Problem details — Take every line that has the string "Редко" and copy it out.

Records shown —
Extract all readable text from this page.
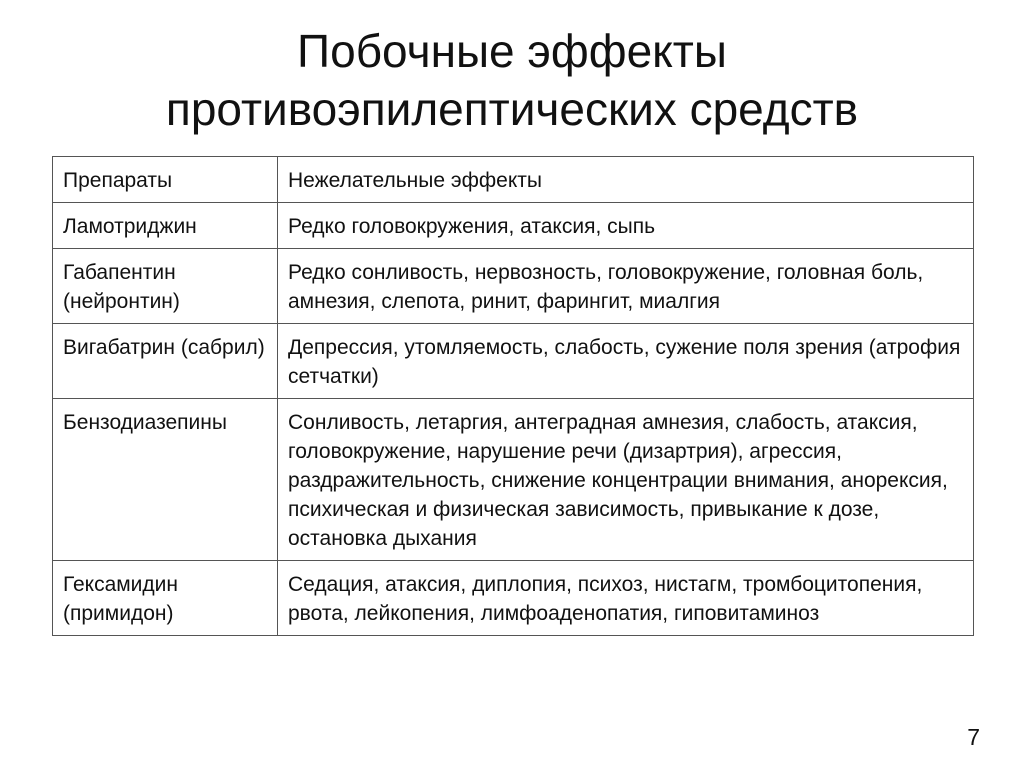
Побочные эффекты
противоэпилептических средств
Препараты	Нежелательные эффекты
Ламотриджин	Редко головокружения, атаксия, сыпь
Габапентин (нейронтин)	Редко сонливость, нервозность, головокружение, головная боль, амнезия, слепота, ринит, фарингит, миалгия
Вигабатрин (сабрил)	Депрессия, утомляемость, слабость, сужение поля зрения (атрофия сетчатки)
Бензодиазепины	Сонливость, летаргия, антеградная амнезия, слабость, атаксия, головокружение, нарушение речи (дизартрия), агрессия, раздражительность, снижение концентрации внимания, анорексия, психическая и физическая зависимость, привыкание к дозе, остановка дыхания
Гексамидин (примидон)	Седация, атаксия, диплопия, психоз, нистагм, тромбоцитопения, рвота, лейкопения, лимфоаденопатия, гиповитаминоз
7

Problem solution —
Ламотриджин	Редко головокружения, атаксия, сыпь
Габапентин (нейронтин)	Редко сонливость, нервозность, головокружение, головная боль, амнезия, слепота, ринит, фарингит, миалгия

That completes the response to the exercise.